→ REQUIREMENTS
Swap every "faint gray" in the material below for "light gray", and reproduce the lines with no other change.

....................

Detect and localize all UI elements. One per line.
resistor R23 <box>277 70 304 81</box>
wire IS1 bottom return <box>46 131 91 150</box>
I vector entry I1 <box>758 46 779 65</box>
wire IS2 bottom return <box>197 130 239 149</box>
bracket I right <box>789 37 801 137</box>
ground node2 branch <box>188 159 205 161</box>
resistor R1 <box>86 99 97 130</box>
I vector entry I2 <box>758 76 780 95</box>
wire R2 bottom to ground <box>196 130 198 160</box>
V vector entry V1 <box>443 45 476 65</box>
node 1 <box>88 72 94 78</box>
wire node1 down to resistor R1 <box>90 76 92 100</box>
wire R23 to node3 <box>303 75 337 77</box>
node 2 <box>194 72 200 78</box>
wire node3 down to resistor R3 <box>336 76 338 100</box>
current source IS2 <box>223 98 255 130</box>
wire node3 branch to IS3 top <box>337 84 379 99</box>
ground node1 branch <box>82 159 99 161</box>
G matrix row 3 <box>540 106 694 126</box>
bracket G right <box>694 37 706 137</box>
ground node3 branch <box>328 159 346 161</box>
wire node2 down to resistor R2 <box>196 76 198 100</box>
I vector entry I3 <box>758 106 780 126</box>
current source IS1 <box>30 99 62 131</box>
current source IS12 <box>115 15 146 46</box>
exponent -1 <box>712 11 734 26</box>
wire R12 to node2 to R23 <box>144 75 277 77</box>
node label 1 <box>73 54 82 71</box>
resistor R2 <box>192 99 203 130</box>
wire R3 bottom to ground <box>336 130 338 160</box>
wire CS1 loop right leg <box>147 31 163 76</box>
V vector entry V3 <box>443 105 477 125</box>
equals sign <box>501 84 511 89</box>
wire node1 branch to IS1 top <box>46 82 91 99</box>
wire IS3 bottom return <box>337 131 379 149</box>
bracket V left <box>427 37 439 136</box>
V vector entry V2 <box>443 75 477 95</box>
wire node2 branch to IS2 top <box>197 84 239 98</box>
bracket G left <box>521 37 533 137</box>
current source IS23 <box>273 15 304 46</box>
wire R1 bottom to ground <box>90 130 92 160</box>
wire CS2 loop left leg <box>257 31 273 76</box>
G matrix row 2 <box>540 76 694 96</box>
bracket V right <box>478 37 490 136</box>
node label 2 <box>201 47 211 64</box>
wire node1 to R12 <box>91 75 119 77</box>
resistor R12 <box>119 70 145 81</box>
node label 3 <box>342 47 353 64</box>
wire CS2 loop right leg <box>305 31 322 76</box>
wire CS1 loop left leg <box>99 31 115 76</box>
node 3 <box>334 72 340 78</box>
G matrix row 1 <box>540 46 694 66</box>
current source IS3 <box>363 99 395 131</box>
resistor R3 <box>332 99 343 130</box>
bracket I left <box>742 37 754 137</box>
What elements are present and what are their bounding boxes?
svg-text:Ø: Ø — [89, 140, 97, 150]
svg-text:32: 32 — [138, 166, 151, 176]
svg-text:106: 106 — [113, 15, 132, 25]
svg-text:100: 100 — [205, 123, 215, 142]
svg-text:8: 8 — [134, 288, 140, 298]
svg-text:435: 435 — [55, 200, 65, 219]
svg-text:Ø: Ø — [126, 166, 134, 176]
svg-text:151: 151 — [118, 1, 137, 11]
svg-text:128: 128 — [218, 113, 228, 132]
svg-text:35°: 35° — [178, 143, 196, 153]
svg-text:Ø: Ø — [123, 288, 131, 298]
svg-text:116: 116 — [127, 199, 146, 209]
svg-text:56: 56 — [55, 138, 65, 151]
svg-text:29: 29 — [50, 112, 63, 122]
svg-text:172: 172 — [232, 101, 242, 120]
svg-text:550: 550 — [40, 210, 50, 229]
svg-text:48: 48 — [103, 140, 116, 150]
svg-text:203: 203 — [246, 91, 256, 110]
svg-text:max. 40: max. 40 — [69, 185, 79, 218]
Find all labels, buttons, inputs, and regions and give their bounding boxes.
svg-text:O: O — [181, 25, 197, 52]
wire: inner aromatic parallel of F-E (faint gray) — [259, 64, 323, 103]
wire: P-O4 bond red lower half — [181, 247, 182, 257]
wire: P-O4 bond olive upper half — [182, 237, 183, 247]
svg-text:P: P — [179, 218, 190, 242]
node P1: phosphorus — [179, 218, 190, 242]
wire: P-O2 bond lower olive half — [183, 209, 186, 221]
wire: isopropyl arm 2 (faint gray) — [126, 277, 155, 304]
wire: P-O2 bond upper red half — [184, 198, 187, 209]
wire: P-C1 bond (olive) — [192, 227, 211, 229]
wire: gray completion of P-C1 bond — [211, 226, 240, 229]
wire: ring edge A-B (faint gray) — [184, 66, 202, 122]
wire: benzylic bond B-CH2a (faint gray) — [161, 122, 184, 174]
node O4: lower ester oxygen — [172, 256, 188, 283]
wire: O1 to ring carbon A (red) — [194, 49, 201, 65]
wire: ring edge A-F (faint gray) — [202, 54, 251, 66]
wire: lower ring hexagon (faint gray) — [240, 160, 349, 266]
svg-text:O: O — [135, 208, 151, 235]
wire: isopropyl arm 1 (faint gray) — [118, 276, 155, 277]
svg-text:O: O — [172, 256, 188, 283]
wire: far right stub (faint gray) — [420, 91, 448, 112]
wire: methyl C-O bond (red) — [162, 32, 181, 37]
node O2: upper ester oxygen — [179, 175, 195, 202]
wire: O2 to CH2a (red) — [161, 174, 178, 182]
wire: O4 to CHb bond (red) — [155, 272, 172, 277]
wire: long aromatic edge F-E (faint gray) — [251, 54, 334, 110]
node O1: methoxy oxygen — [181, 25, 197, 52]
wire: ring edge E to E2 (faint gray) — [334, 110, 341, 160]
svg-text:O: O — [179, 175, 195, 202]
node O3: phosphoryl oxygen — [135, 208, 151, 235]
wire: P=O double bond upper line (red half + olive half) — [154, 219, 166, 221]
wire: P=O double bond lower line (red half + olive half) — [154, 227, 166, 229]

....................

→ REPLY
Detect and localize all UI elements. One per line.
resistor R23 <box>277 70 304 81</box>
wire IS1 bottom return <box>46 131 91 150</box>
I vector entry I1 <box>758 46 779 65</box>
wire IS2 bottom return <box>197 130 239 149</box>
bracket I right <box>789 37 801 137</box>
ground node2 branch <box>188 159 205 161</box>
resistor R1 <box>86 99 97 130</box>
I vector entry I2 <box>758 76 780 95</box>
wire R2 bottom to ground <box>196 130 198 160</box>
V vector entry V1 <box>443 45 476 65</box>
node 1 <box>88 72 94 78</box>
wire node1 down to resistor R1 <box>90 76 92 100</box>
wire R23 to node3 <box>303 75 337 77</box>
node 2 <box>194 72 200 78</box>
wire node3 down to resistor R3 <box>336 76 338 100</box>
current source IS2 <box>223 98 255 130</box>
wire node3 branch to IS3 top <box>337 84 379 99</box>
ground node1 branch <box>82 159 99 161</box>
G matrix row 3 <box>540 106 694 126</box>
bracket G right <box>694 37 706 137</box>
ground node3 branch <box>328 159 346 161</box>
wire node2 down to resistor R2 <box>196 76 198 100</box>
I vector entry I3 <box>758 106 780 126</box>
current source IS1 <box>30 99 62 131</box>
current source IS12 <box>115 15 146 46</box>
exponent -1 <box>712 11 734 26</box>
wire R12 to node2 to R23 <box>144 75 277 77</box>
node label 1 <box>73 54 82 71</box>
resistor R2 <box>192 99 203 130</box>
wire R3 bottom to ground <box>336 130 338 160</box>
wire CS1 loop right leg <box>147 31 163 76</box>
V vector entry V3 <box>443 105 477 125</box>
equals sign <box>501 84 511 89</box>
wire node1 branch to IS1 top <box>46 82 91 99</box>
wire IS3 bottom return <box>337 131 379 149</box>
bracket V left <box>427 37 439 136</box>
V vector entry V2 <box>443 75 477 95</box>
wire node2 branch to IS2 top <box>197 84 239 98</box>
bracket G left <box>521 37 533 137</box>
current source IS23 <box>273 15 304 46</box>
wire R1 bottom to ground <box>90 130 92 160</box>
wire CS2 loop left leg <box>257 31 273 76</box>
G matrix row 2 <box>540 76 694 96</box>
bracket V right <box>478 37 490 136</box>
node label 2 <box>201 47 211 64</box>
wire node1 to R12 <box>91 75 119 77</box>
resistor R12 <box>119 70 145 81</box>
node label 3 <box>342 47 353 64</box>
wire CS2 loop right leg <box>305 31 322 76</box>
wire CS1 loop left leg <box>99 31 115 76</box>
node 3 <box>334 72 340 78</box>
G matrix row 1 <box>540 46 694 66</box>
current source IS3 <box>363 99 395 131</box>
resistor R3 <box>332 99 343 130</box>
bracket I left <box>742 37 754 137</box>
What elements are present and what are their bounding boxes?
svg-text:Ø: Ø — [89, 140, 97, 150]
svg-text:32: 32 — [138, 166, 151, 176]
svg-text:106: 106 — [113, 15, 132, 25]
svg-text:100: 100 — [205, 123, 215, 142]
svg-text:8: 8 — [134, 288, 140, 298]
svg-text:435: 435 — [55, 200, 65, 219]
svg-text:Ø: Ø — [126, 166, 134, 176]
svg-text:151: 151 — [118, 1, 137, 11]
svg-text:128: 128 — [218, 113, 228, 132]
svg-text:35°: 35° — [178, 143, 196, 153]
svg-text:Ø: Ø — [123, 288, 131, 298]
svg-text:116: 116 — [127, 199, 146, 209]
svg-text:56: 56 — [55, 138, 65, 151]
svg-text:29: 29 — [50, 112, 63, 122]
svg-text:172: 172 — [232, 101, 242, 120]
svg-text:550: 550 — [40, 210, 50, 229]
svg-text:48: 48 — [103, 140, 116, 150]
svg-text:203: 203 — [246, 91, 256, 110]
svg-text:max. 40: max. 40 — [69, 185, 79, 218]
Find all labels, buttons, inputs, and regions and give their bounding boxes.
svg-text:O: O — [181, 25, 197, 52]
wire: inner aromatic parallel of F-E (light gray) — [259, 64, 323, 103]
wire: P-O4 bond red lower half — [181, 247, 182, 257]
wire: P-O4 bond olive upper half — [182, 237, 183, 247]
svg-text:P: P — [179, 218, 190, 242]
node P1: phosphorus — [179, 218, 190, 242]
wire: P-O2 bond lower olive half — [183, 209, 186, 221]
wire: isopropyl arm 2 (light gray) — [126, 277, 155, 304]
wire: P-O2 bond upper red half — [184, 198, 187, 209]
wire: P-C1 bond (olive) — [192, 227, 211, 229]
wire: gray completion of P-C1 bond — [211, 226, 240, 229]
wire: ring edge A-B (light gray) — [184, 66, 202, 122]
wire: benzylic bond B-CH2a (light gray) — [161, 122, 184, 174]
node O4: lower ester oxygen — [172, 256, 188, 283]
wire: O1 to ring carbon A (red) — [194, 49, 201, 65]
wire: ring edge A-F (light gray) — [202, 54, 251, 66]
wire: lower ring hexagon (light gray) — [240, 160, 349, 266]
svg-text:O: O — [135, 208, 151, 235]
wire: isopropyl arm 1 (light gray) — [118, 276, 155, 277]
svg-text:O: O — [172, 256, 188, 283]
wire: far right stub (light gray) — [420, 91, 448, 112]
wire: methyl C-O bond (red) — [162, 32, 181, 37]
node O2: upper ester oxygen — [179, 175, 195, 202]
wire: O2 to CH2a (red) — [161, 174, 178, 182]
wire: O4 to CHb bond (red) — [155, 272, 172, 277]
wire: long aromatic edge F-E (light gray) — [251, 54, 334, 110]
node O1: methoxy oxygen — [181, 25, 197, 52]
wire: ring edge E to E2 (light gray) — [334, 110, 341, 160]
svg-text:O: O — [179, 175, 195, 202]
node O3: phosphoryl oxygen — [135, 208, 151, 235]
wire: P=O double bond upper line (red half + olive half) — [154, 219, 166, 221]
wire: P=O double bond lower line (red half + olive half) — [154, 227, 166, 229]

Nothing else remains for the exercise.